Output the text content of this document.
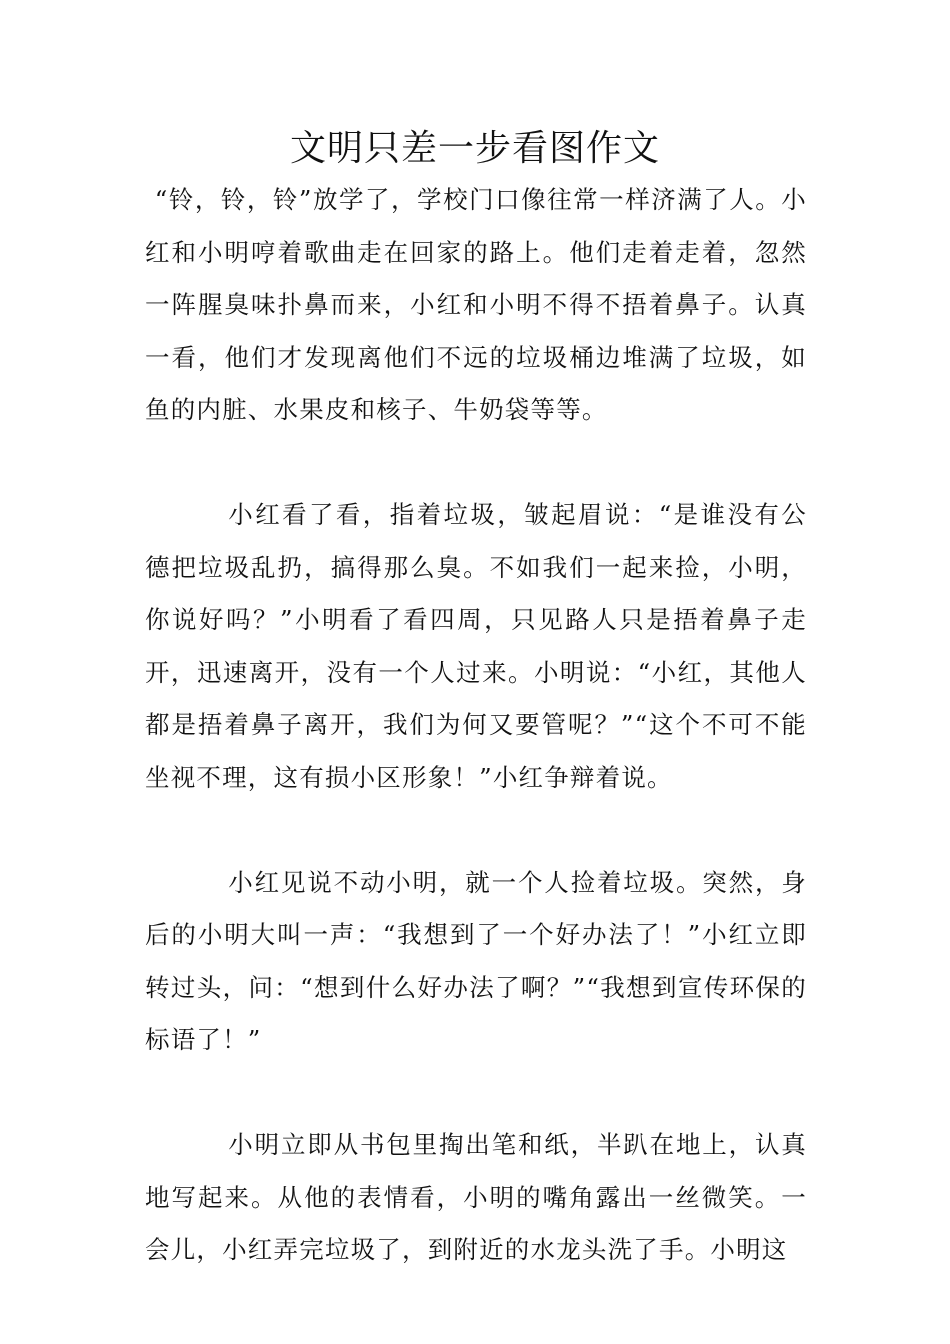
文明只差一步看图作文

“铃，铃，铃”放学了，学校门口像往常一样济满了人。小红和小明哼着歌曲走在回家的路上。他们走着走着，忽然一阵腥臭味扑鼻而来，小红和小明不得不捂着鼻子。认真一看，他们才发现离他们不远的垃圾桶边堆满了垃圾，如鱼的内脏、水果皮和核子、牛奶袋等等。

小红看了看，指着垃圾，皱起眉说：“是谁没有公德把垃圾乱扔，搞得那么臭。不如我们一起来捡，小明，你说好吗？”小明看了看四周，只见路人只是捂着鼻子走开，迅速离开，没有一个人过来。小明说：“小红，其他人都是捂着鼻子离开，我们为何又要管呢？”“这个不可不能坐视不理，这有损小区形象！”小红争辩着说。

小红见说不动小明，就一个人捡着垃圾。突然，身后的小明大叫一声：“我想到了一个好办法了！”小红立即转过头，问：“想到什么好办法了啊？”“我想到宣传环保的标语了！”

小明立即从书包里掏出笔和纸，半趴在地上，认真地写起来。从他的表情看，小明的嘴角露出一丝微笑。一会儿，小红弄完垃圾了，到附近的水龙头洗了手。小明这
..............................
TASK
Go through the listing above and write it all out exactly, leaving out any picture.

SOLUTION FOR THIS PROBLEM
Output the text content of this document.
文明只差一步看图作文

“铃，铃，铃”放学了，学校门口像往常一样济满了人。小红和小明哼着歌曲走在回家的路上。他们走着走着，忽然一阵腥臭味扑鼻而来，小红和小明不得不捂着鼻子。认真一看，他们才发现离他们不远的垃圾桶边堆满了垃圾，如鱼的内脏、水果皮和核子、牛奶袋等等。

小红看了看，指着垃圾，皱起眉说：“是谁没有公德把垃圾乱扔，搞得那么臭。不如我们一起来捡，小明，你说好吗？”小明看了看四周，只见路人只是捂着鼻子走开，迅速离开，没有一个人过来。小明说：“小红，其他人都是捂着鼻子离开，我们为何又要管呢？”“这个不可不能坐视不理，这有损小区形象！”小红争辩着说。

小红见说不动小明，就一个人捡着垃圾。突然，身后的小明大叫一声：“我想到了一个好办法了！”小红立即转过头，问：“想到什么好办法了啊？”“我想到宣传环保的标语了！”

小明立即从书包里掏出笔和纸，半趴在地上，认真地写起来。从他的表情看，小明的嘴角露出一丝微笑。一会儿，小红弄完垃圾了，到附近的水龙头洗了手。小明这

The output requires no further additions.